### Materials provided
──────────────────────────────

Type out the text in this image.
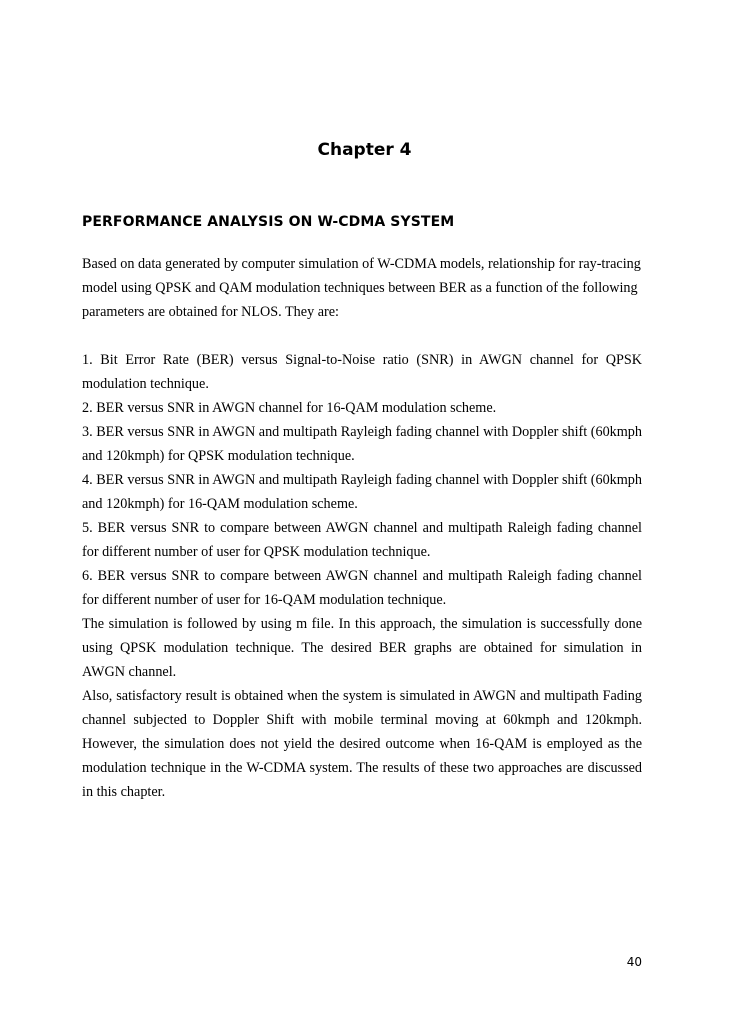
Chapter 4
PERFORMANCE ANALYSIS ON W-CDMA SYSTEM

Based on data generated by computer simulation of W-CDMA models, relationship for ray-tracing model using QPSK and QAM modulation techniques between BER as a function of the following parameters are obtained for NLOS. They are:

1. Bit Error Rate (BER) versus Signal-to-Noise ratio (SNR) in AWGN channel for QPSK modulation technique.

2. BER versus SNR in AWGN channel for 16-QAM modulation scheme.

3. BER versus SNR in AWGN and multipath Rayleigh fading channel with Doppler shift (60kmph and 120kmph) for QPSK modulation technique.

4. BER versus SNR in AWGN and multipath Rayleigh fading channel with Doppler shift (60kmph and 120kmph) for 16-QAM modulation scheme.

5. BER versus SNR to compare between AWGN channel and multipath Raleigh fading channel for different number of user for QPSK modulation technique.

6. BER versus SNR to compare between AWGN channel and multipath Raleigh fading channel for different number of user for 16-QAM modulation technique.

The simulation is followed by using m file. In this approach, the simulation is successfully done using QPSK modulation technique. The desired BER graphs are obtained for simulation in AWGN channel.

Also, satisfactory result is obtained when the system is simulated in AWGN and multipath Fading channel subjected to Doppler Shift with mobile terminal moving at 60kmph and 120kmph. However, the simulation does not yield the desired outcome when 16-QAM is employed as the modulation technique in the W-CDMA system. The results of these two approaches are discussed in this chapter.

40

──────────────────────────────

### Do this
Look through the entries above. Extract each line with the word "different".

### Answer to the problem
5. BER versus SNR to compare between AWGN channel and multipath Raleigh fading channel for different number of user for QPSK modulation technique.
6. BER versus SNR to compare between AWGN channel and multipath Raleigh fading channel for different number of user for 16-QAM modulation technique.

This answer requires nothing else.